* TASK DETAILS
Starting with the first line and ending with the line that contains "body-bottom-rule (72, 1420, 1974, 1423)", inclusive, reproduce only those lines with "English" replaced by "Tamil" and nothing else altered.

■ ■ ■ ■

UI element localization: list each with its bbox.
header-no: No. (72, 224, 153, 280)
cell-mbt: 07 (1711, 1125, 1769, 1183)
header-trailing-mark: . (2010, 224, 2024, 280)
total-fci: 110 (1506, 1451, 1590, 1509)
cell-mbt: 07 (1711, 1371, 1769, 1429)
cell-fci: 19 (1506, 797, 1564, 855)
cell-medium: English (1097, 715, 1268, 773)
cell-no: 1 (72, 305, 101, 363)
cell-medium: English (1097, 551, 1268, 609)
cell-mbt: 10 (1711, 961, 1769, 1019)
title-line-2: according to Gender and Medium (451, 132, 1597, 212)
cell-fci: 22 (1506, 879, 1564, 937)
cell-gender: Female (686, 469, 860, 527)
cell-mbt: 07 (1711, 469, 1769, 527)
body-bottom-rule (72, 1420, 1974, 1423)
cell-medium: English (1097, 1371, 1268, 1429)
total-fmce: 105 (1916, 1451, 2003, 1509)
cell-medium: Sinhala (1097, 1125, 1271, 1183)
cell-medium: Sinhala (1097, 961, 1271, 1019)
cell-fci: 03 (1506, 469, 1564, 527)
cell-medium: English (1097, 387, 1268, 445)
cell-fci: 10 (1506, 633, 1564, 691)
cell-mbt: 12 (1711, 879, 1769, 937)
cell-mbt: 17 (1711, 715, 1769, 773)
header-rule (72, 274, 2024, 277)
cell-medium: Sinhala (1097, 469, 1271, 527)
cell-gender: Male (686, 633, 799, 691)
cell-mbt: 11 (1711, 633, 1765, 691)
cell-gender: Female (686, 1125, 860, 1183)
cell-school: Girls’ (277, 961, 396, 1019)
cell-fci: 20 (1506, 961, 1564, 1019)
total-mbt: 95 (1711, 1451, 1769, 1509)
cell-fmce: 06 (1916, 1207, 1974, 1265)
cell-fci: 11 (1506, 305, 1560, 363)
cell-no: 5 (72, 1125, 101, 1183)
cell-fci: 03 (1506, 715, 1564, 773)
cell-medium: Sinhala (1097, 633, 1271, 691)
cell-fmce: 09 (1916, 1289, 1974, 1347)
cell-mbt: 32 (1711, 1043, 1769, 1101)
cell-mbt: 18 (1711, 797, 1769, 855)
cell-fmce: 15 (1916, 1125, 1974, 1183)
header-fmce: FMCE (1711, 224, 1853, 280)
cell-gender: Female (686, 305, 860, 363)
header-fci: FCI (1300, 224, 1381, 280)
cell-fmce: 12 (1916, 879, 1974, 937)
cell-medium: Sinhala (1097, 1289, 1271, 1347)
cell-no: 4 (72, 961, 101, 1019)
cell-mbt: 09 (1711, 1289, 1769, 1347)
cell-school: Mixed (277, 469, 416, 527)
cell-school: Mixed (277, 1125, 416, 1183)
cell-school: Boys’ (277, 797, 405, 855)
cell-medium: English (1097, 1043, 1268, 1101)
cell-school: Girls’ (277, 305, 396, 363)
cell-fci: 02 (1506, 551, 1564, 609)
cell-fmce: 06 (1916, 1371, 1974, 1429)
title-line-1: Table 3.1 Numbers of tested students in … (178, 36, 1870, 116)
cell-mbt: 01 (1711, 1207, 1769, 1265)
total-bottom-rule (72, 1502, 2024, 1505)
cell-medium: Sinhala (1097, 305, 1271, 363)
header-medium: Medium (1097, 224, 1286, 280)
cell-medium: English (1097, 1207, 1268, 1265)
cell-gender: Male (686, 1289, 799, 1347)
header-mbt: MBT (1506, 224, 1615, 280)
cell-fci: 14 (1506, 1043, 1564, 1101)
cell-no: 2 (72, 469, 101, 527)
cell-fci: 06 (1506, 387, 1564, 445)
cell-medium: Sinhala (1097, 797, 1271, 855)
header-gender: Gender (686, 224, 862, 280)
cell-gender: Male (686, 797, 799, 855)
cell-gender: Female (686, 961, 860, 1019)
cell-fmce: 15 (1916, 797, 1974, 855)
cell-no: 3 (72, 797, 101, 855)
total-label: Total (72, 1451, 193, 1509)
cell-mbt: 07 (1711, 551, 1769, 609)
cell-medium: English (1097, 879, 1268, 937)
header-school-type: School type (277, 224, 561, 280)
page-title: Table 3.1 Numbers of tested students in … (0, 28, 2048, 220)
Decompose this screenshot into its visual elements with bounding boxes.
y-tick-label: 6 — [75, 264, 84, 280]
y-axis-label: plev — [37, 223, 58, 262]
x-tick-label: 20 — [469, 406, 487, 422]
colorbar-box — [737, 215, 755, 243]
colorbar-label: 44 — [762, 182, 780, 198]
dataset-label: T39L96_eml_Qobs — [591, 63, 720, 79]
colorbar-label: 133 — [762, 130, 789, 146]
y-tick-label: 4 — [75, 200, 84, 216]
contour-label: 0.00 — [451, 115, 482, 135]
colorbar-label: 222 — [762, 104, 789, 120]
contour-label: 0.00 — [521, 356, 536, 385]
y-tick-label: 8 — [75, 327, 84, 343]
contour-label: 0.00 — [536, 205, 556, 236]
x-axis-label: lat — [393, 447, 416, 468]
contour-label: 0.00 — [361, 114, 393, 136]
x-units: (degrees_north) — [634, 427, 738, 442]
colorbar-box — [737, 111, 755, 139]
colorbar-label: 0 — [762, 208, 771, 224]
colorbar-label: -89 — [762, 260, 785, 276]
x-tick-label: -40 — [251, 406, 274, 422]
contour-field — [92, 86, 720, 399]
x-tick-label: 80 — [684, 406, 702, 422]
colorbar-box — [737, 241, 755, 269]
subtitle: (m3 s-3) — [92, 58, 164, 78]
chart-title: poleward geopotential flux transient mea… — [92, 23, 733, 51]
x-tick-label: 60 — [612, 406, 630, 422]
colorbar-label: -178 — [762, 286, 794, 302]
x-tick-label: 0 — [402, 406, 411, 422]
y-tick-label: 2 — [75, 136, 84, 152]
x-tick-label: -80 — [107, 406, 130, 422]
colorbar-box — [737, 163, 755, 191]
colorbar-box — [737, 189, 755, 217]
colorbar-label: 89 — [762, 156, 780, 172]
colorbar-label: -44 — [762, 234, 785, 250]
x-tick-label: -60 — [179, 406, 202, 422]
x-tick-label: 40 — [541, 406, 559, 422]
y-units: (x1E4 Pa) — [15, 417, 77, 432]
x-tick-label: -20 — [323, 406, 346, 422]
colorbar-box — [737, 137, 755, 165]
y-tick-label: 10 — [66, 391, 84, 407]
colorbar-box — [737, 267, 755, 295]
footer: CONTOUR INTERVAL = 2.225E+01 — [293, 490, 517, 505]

■ ■ ■ ■

* REPLY
UI element localization: list each with its bbox.
header-no: No. (72, 224, 153, 280)
cell-mbt: 07 (1711, 1125, 1769, 1183)
header-trailing-mark: . (2010, 224, 2024, 280)
total-fci: 110 (1506, 1451, 1590, 1509)
cell-mbt: 07 (1711, 1371, 1769, 1429)
cell-fci: 19 (1506, 797, 1564, 855)
cell-medium: Tamil (1097, 715, 1268, 773)
cell-no: 1 (72, 305, 101, 363)
cell-medium: Tamil (1097, 551, 1268, 609)
cell-mbt: 10 (1711, 961, 1769, 1019)
title-line-2: according to Gender and Medium (451, 132, 1597, 212)
cell-fci: 22 (1506, 879, 1564, 937)
cell-gender: Female (686, 469, 860, 527)
cell-mbt: 07 (1711, 469, 1769, 527)
body-bottom-rule (72, 1420, 1974, 1423)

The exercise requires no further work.